▶ _MATERIAL SUPPLIED_:
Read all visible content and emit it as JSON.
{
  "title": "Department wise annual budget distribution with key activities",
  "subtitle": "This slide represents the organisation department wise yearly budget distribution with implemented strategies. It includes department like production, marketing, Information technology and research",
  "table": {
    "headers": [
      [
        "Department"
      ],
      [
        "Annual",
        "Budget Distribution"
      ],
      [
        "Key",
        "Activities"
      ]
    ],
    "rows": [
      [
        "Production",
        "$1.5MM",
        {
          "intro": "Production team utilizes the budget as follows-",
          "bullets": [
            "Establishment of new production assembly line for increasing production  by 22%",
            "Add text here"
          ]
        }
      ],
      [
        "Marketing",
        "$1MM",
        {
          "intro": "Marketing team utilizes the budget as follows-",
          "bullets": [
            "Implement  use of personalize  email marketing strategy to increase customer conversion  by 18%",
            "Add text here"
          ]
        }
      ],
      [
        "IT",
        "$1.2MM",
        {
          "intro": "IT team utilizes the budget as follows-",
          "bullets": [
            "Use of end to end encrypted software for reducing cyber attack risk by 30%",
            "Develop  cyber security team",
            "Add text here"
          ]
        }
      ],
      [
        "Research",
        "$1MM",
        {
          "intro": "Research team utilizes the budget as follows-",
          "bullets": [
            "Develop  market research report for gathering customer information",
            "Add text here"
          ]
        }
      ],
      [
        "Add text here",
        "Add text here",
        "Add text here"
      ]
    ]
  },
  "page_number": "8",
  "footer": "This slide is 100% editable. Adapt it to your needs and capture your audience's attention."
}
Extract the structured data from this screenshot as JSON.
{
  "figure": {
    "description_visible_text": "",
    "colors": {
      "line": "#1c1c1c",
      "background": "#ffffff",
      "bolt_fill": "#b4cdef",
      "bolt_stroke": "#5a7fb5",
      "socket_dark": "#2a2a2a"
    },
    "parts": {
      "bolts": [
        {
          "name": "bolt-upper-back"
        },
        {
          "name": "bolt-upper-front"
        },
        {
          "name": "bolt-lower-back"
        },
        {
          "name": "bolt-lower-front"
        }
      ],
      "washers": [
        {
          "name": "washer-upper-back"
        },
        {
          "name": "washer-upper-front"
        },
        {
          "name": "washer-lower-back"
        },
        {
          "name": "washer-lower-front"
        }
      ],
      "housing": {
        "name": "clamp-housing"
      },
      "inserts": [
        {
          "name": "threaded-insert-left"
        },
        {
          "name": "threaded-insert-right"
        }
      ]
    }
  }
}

▶ _REQUEST_: Print only the lines from the one with "Extract the structured" to the end of the records, both included.

▶ _OUTPUT BELOW_:
Extract the structured data from this screenshot as JSON.
{
  "figure": {
    "description_visible_text": "",
    "colors": {
      "line": "#1c1c1c",
      "background": "#ffffff",
      "bolt_fill": "#b4cdef",
      "bolt_stroke": "#5a7fb5",
      "socket_dark": "#2a2a2a"
    },
    "parts": {
      "bolts": [
        {
          "name": "bolt-upper-back"
        },
        {
          "name": "bolt-upper-front"
        },
        {
          "name": "bolt-lower-back"
        },
        {
          "name": "bolt-lower-front"
        }
      ],
      "washers": [
        {
          "name": "washer-upper-back"
        },
        {
          "name": "washer-upper-front"
        },
        {
          "name": "washer-lower-back"
        },
        {
          "name": "washer-lower-front"
        }
      ],
      "housing": {
        "name": "clamp-housing"
      },
      "inserts": [
        {
          "name": "threaded-insert-left"
        },
        {
          "name": "threaded-insert-right"
        }
      ]
    }
  }
}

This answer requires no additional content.